[Stored data entries]
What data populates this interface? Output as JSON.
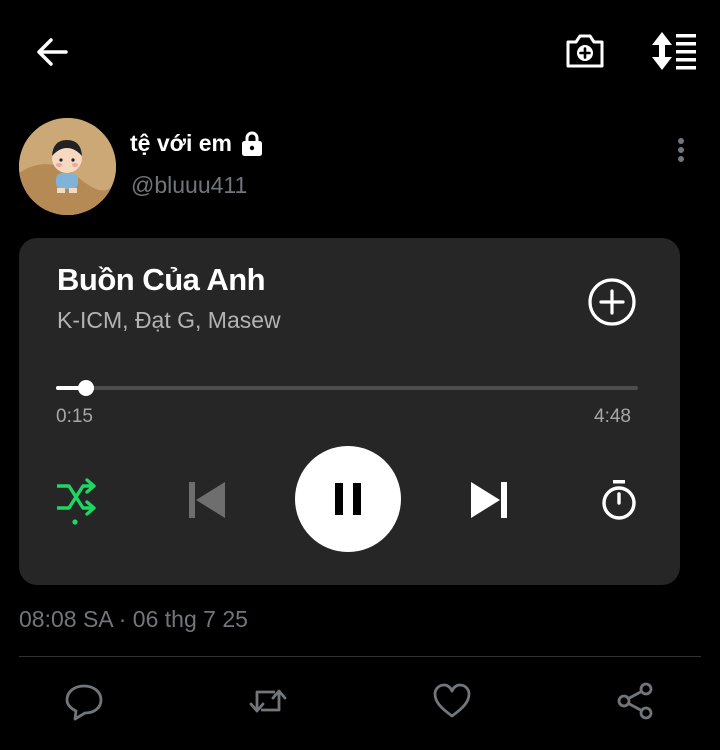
{
  "header": {
    "back_icon": "arrow-left-icon",
    "camera_icon": "camera-plus-icon",
    "sort_icon": "sort-list-icon"
  },
  "post": {
    "author": {
      "display_name": "tệ với em",
      "handle": "@bluuu411",
      "lock_icon": "lock-icon",
      "avatar": "avatar-image"
    },
    "more_icon": "more-vertical-icon",
    "timestamp": "08:08 SA · 06 thg 7 25"
  },
  "player": {
    "title": "Buồn Của Anh",
    "artists": "K-ICM, Đạt G, Masew",
    "elapsed": "0:15",
    "duration": "4:48",
    "progress": 0.052,
    "controls": {
      "shuffle_icon": "shuffle-icon",
      "previous_icon": "skip-previous-icon",
      "pause_icon": "pause-icon",
      "next_icon": "skip-next-icon",
      "timer_icon": "timer-icon",
      "add_icon": "add-circle-icon"
    },
    "colors": {
      "card": "#262626",
      "shuffle_active": "#1ed760"
    }
  },
  "actions": {
    "reply_icon": "reply-icon",
    "retweet_icon": "retweet-icon",
    "like_icon": "heart-icon",
    "share_icon": "share-icon"
  }
}
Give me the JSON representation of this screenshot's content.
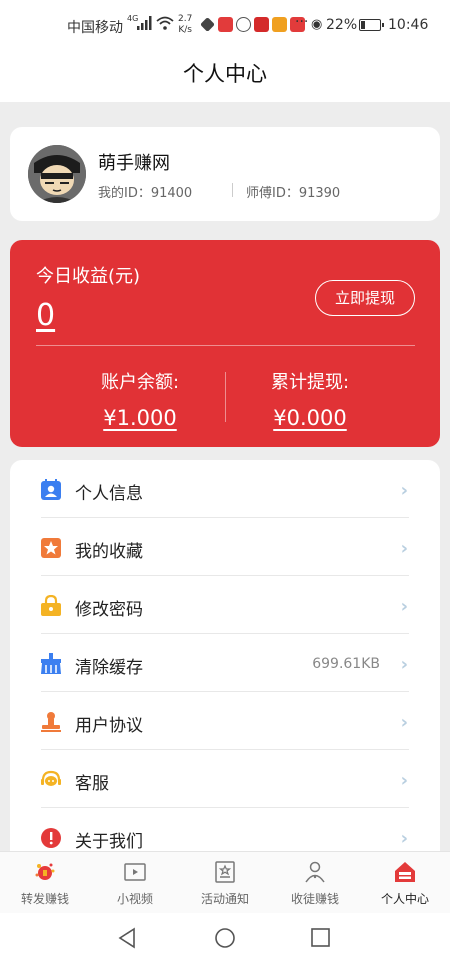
{
  "status_bar": {
    "carrier": "中国移动",
    "network": "4G",
    "speed_value": "2.7",
    "speed_unit": "K/s",
    "battery_percent": "22%",
    "battery_level": 0.22,
    "time": "10:46"
  },
  "header": {
    "title": "个人中心"
  },
  "profile": {
    "name": "萌手赚网",
    "my_id": "我的ID：91400",
    "master_id": "师傅ID：91390"
  },
  "earnings": {
    "today_label": "今日收益(元)",
    "today_value": "0",
    "withdraw_button": "立即提现",
    "balance_label": "账户余额:",
    "balance_value": "¥1.000",
    "total_label": "累计提现:",
    "total_value": "¥0.000",
    "card_color": "#e13236"
  },
  "menu": {
    "items": [
      {
        "label": "个人信息",
        "icon": "user-card-icon",
        "value": ""
      },
      {
        "label": "我的收藏",
        "icon": "star-icon",
        "value": ""
      },
      {
        "label": "修改密码",
        "icon": "lock-icon",
        "value": ""
      },
      {
        "label": "清除缓存",
        "icon": "broom-icon",
        "value": "699.61KB"
      },
      {
        "label": "用户协议",
        "icon": "stamp-icon",
        "value": ""
      },
      {
        "label": "客服",
        "icon": "headset-icon",
        "value": ""
      },
      {
        "label": "关于我们",
        "icon": "info-icon",
        "value": ""
      }
    ]
  },
  "tabbar": {
    "tabs": [
      {
        "label": "转发赚钱",
        "icon": "share-money-icon",
        "active": false
      },
      {
        "label": "小视频",
        "icon": "video-icon",
        "active": false
      },
      {
        "label": "活动通知",
        "icon": "notice-icon",
        "active": false
      },
      {
        "label": "收徒赚钱",
        "icon": "apprentice-icon",
        "active": false
      },
      {
        "label": "个人中心",
        "icon": "home-icon",
        "active": true
      }
    ]
  }
}
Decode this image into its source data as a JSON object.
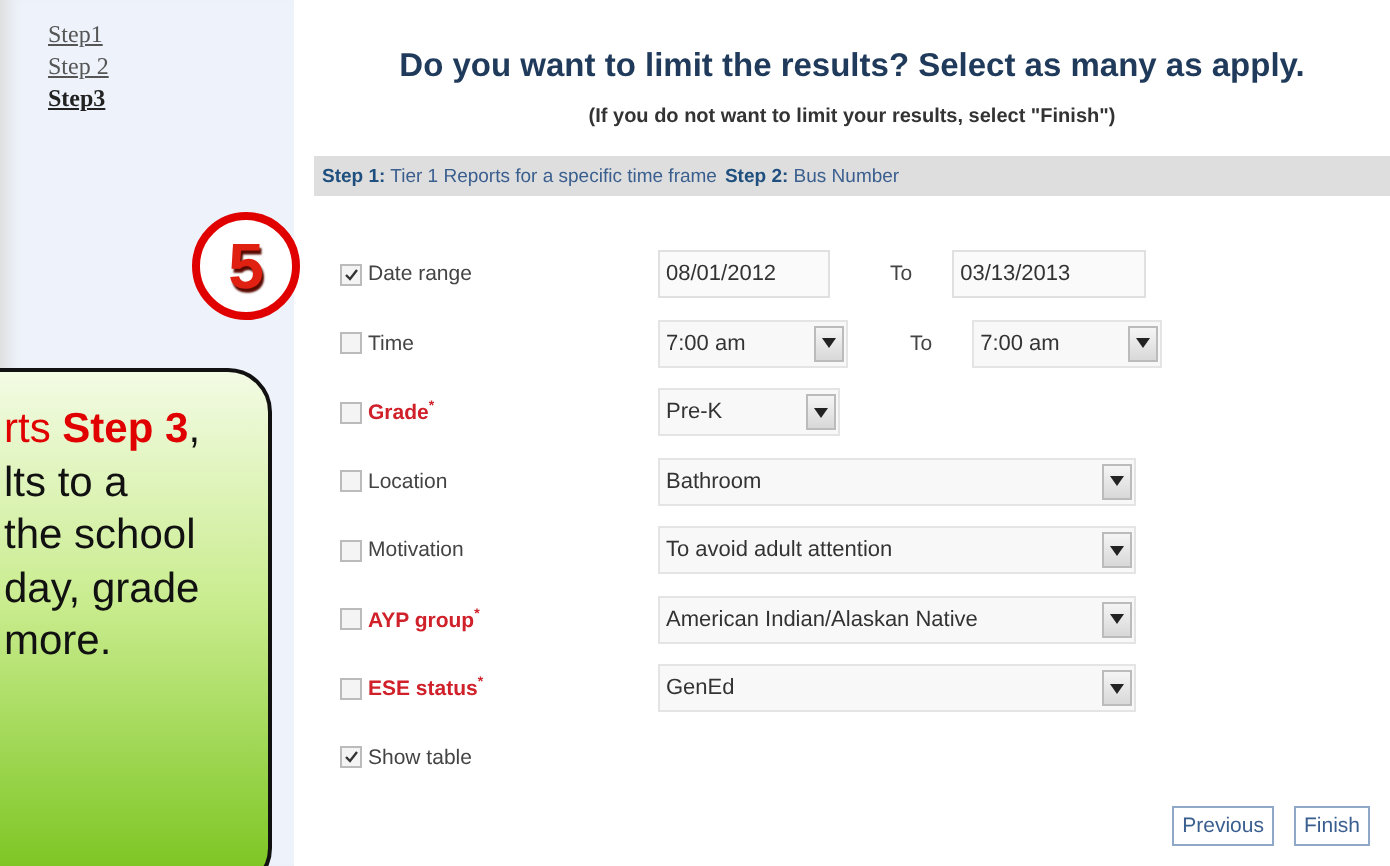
{
  "sidebar": {
    "items": [
      {
        "label": "Step1",
        "selected": false
      },
      {
        "label": "Step 2",
        "selected": false
      },
      {
        "label": "Step3",
        "selected": true
      }
    ]
  },
  "header": {
    "title": "Do you want to limit the results? Select as many as apply.",
    "subtitle": "(If you do not want to limit your results, select \"Finish\")"
  },
  "breadcrumb": [
    {
      "label": "Step 1:",
      "value": "Tier 1 Reports for a specific time frame"
    },
    {
      "label": "Step 2:",
      "value": "Bus Number"
    }
  ],
  "filters": [
    {
      "kind": "dates",
      "label": "Date range",
      "checked": true,
      "required": false,
      "from": "08/01/2012",
      "to_label": "To",
      "to": "03/13/2013"
    },
    {
      "kind": "times",
      "label": "Time",
      "checked": false,
      "required": false,
      "from": "7:00 am",
      "to_label": "To",
      "to": "7:00 am"
    },
    {
      "kind": "short_select",
      "label": "Grade$^{*}$",
      "checked": false,
      "required": true,
      "value": "Pre-K"
    },
    {
      "kind": "select",
      "label": "Location",
      "checked": false,
      "required": false,
      "value": "Bathroom"
    },
    {
      "kind": "select",
      "label": "Motivation",
      "checked": false,
      "required": false,
      "value": "To avoid adult attention"
    },
    {
      "kind": "select",
      "label": "AYP group$^{*}$",
      "checked": false,
      "required": true,
      "value": "American Indian/Alaskan Native"
    },
    {
      "kind": "select",
      "label": "ESE status$^{*}$",
      "checked": false,
      "required": true,
      "value": "GenEd"
    },
    {
      "kind": "checkbox",
      "label": "Show table",
      "checked": true,
      "required": false
    }
  ],
  "buttons": [
    "Previous",
    "Finish"
  ],
  "step_badge": {
    "number": "5"
  },
  "callout": {
    "lines": [
      [
        {
          "text": "rts ",
          "kind": "highlight"
        },
        {
          "text": "Step 3",
          "kind": "highlight_strong"
        },
        {
          "text": ",",
          "kind": "plain"
        }
      ],
      [
        {
          "text": "lts to a",
          "kind": "plain"
        }
      ],
      [
        {
          "text": "the school",
          "kind": "plain"
        }
      ],
      [
        {
          "text": "day, grade",
          "kind": "plain"
        }
      ],
      [
        {
          "text": "more.",
          "kind": "plain"
        }
      ]
    ]
  }
}
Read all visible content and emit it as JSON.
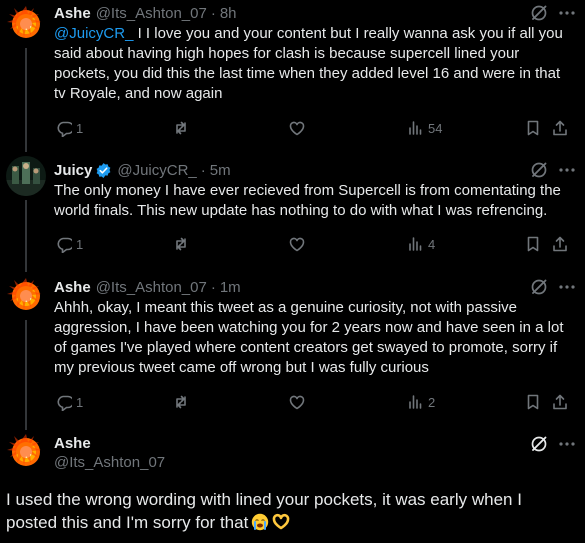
{
  "posts": [
    {
      "name": "Ashe",
      "handle": "@Its_Ashton_07",
      "time": "8h",
      "mention": "@JuicyCR_",
      "text": " I I love you and your content but I really wanna ask you if all you said about having high hopes for clash is because supercell lined your pockets, you did this the last time when they added level 16 and were in that tv Royale, and now again",
      "replies": "1",
      "reposts": "",
      "likes": "",
      "views": "54"
    },
    {
      "name": "Juicy",
      "handle": "@JuicyCR_",
      "time": "5m",
      "verified": true,
      "text": "The only money I have ever recieved from Supercell is from comentating the world finals. This new update has nothing to do with what I was refrencing.",
      "replies": "1",
      "reposts": "",
      "likes": "",
      "views": "4"
    },
    {
      "name": "Ashe",
      "handle": "@Its_Ashton_07",
      "time": "1m",
      "text": "Ahhh, okay, I meant this tweet as a genuine curiosity, not with passive aggression, I have been watching you for 2 years now and have seen in a lot of games I've played where content creators get swayed to promote, sorry if my previous tweet came off wrong but I was fully curious",
      "replies": "1",
      "reposts": "",
      "likes": "",
      "views": "2"
    }
  ],
  "main_post": {
    "name": "Ashe",
    "handle": "@Its_Ashton_07",
    "text": "I used the wrong wording with lined your pockets, it was early when I posted this and I'm sorry for that"
  },
  "icons": {
    "reply": "reply-icon",
    "repost": "repost-icon",
    "like": "like-icon",
    "views": "views-icon",
    "bookmark": "bookmark-icon",
    "share": "share-icon",
    "grok": "grok-icon",
    "more": "more-icon",
    "verified": "verified-badge-icon"
  },
  "colors": {
    "background": "#000000",
    "text": "#e7e9ea",
    "muted": "#71767b",
    "link": "#1d9bf0",
    "verified": "#1d9bf0"
  }
}
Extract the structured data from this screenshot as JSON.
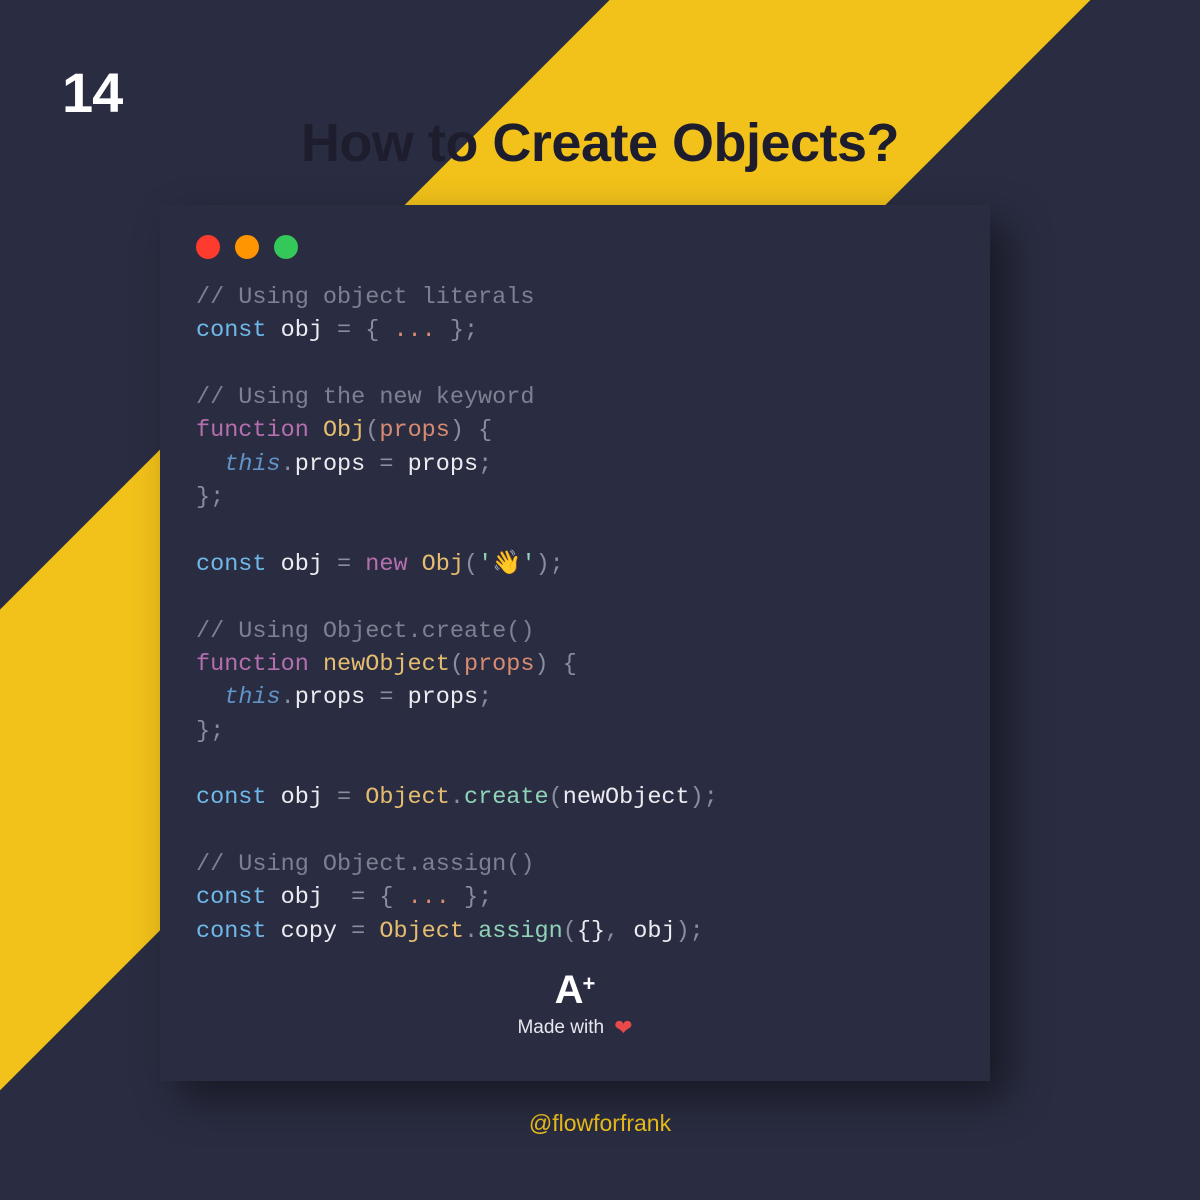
{
  "page_number": "14",
  "title": "How to Create Objects?",
  "code": {
    "c1": "// Using object literals",
    "l2_kw": "const",
    "l2_var": "obj",
    "l2_eq": " = { ",
    "l2_dots": "...",
    "l2_end": " };",
    "c2": "// Using the new keyword",
    "l4_kw": "function",
    "l4_name": "Obj",
    "l4_open": "(",
    "l4_param": "props",
    "l4_close": ")",
    "l4_brace": " {",
    "l5_this": "this",
    "l5_dot": ".",
    "l5_prop": "props",
    "l5_eq": " = ",
    "l5_val": "props",
    "l5_semi": ";",
    "l6_close": "};",
    "l7_kw": "const",
    "l7_var": "obj",
    "l7_eq": " = ",
    "l7_new": "new",
    "l7_sp": " ",
    "l7_class": "Obj",
    "l7_open": "(",
    "l7_str_open": "'",
    "l7_emoji": "👋",
    "l7_str_close": "'",
    "l7_close": ");",
    "c3": "// Using Object.create()",
    "l9_kw": "function",
    "l9_name": "newObject",
    "l9_open": "(",
    "l9_param": "props",
    "l9_close": ")",
    "l9_brace": " {",
    "l10_this": "this",
    "l10_dot": ".",
    "l10_prop": "props",
    "l10_eq": " = ",
    "l10_val": "props",
    "l10_semi": ";",
    "l11_close": "};",
    "l12_kw": "const",
    "l12_var": "obj",
    "l12_eq": " = ",
    "l12_obj": "Object",
    "l12_dot": ".",
    "l12_method": "create",
    "l12_open": "(",
    "l12_arg": "newObject",
    "l12_close": ");",
    "c4": "// Using Object.assign()",
    "l14_kw": "const",
    "l14_var": "obj ",
    "l14_eq": " = { ",
    "l14_dots": "...",
    "l14_end": " };",
    "l15_kw": "const",
    "l15_var": "copy",
    "l15_eq": " = ",
    "l15_obj": "Object",
    "l15_dot": ".",
    "l15_method": "assign",
    "l15_open": "(",
    "l15_arg1": "{}",
    "l15_comma": ", ",
    "l15_arg2": "obj",
    "l15_close": ");"
  },
  "footer": {
    "logo_a": "A",
    "logo_plus": "+",
    "made_with": "Made with",
    "heart": "❤"
  },
  "handle": "@flowforfrank"
}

> _WORK TO COMPLETE_: Pictures are not part of the copy. Extract exactly the lines from the line containing "Extract the structured" through the final line of the entries above, both included.

> _TASK RESULT_:
Extract the structured data from this screenshot as JSON.
{
  "page_number": "14",
  "title": "How to Create Objects?",
  "code": {
    "c1": "// Using object literals",
    "l2_kw": "const",
    "l2_var": "obj",
    "l2_eq": " = { ",
    "l2_dots": "...",
    "l2_end": " };",
    "c2": "// Using the new keyword",
    "l4_kw": "function",
    "l4_name": "Obj",
    "l4_open": "(",
    "l4_param": "props",
    "l4_close": ")",
    "l4_brace": " {",
    "l5_this": "this",
    "l5_dot": ".",
    "l5_prop": "props",
    "l5_eq": " = ",
    "l5_val": "props",
    "l5_semi": ";",
    "l6_close": "};",
    "l7_kw": "const",
    "l7_var": "obj",
    "l7_eq": " = ",
    "l7_new": "new",
    "l7_sp": " ",
    "l7_class": "Obj",
    "l7_open": "(",
    "l7_str_open": "'",
    "l7_emoji": "👋",
    "l7_str_close": "'",
    "l7_close": ");",
    "c3": "// Using Object.create()",
    "l9_kw": "function",
    "l9_name": "newObject",
    "l9_open": "(",
    "l9_param": "props",
    "l9_close": ")",
    "l9_brace": " {",
    "l10_this": "this",
    "l10_dot": ".",
    "l10_prop": "props",
    "l10_eq": " = ",
    "l10_val": "props",
    "l10_semi": ";",
    "l11_close": "};",
    "l12_kw": "const",
    "l12_var": "obj",
    "l12_eq": " = ",
    "l12_obj": "Object",
    "l12_dot": ".",
    "l12_method": "create",
    "l12_open": "(",
    "l12_arg": "newObject",
    "l12_close": ");",
    "c4": "// Using Object.assign()",
    "l14_kw": "const",
    "l14_var": "obj ",
    "l14_eq": " = { ",
    "l14_dots": "...",
    "l14_end": " };",
    "l15_kw": "const",
    "l15_var": "copy",
    "l15_eq": " = ",
    "l15_obj": "Object",
    "l15_dot": ".",
    "l15_method": "assign",
    "l15_open": "(",
    "l15_arg1": "{}",
    "l15_comma": ", ",
    "l15_arg2": "obj",
    "l15_close": ");"
  },
  "footer": {
    "logo_a": "A",
    "logo_plus": "+",
    "made_with": "Made with",
    "heart": "❤"
  },
  "handle": "@flowforfrank"
}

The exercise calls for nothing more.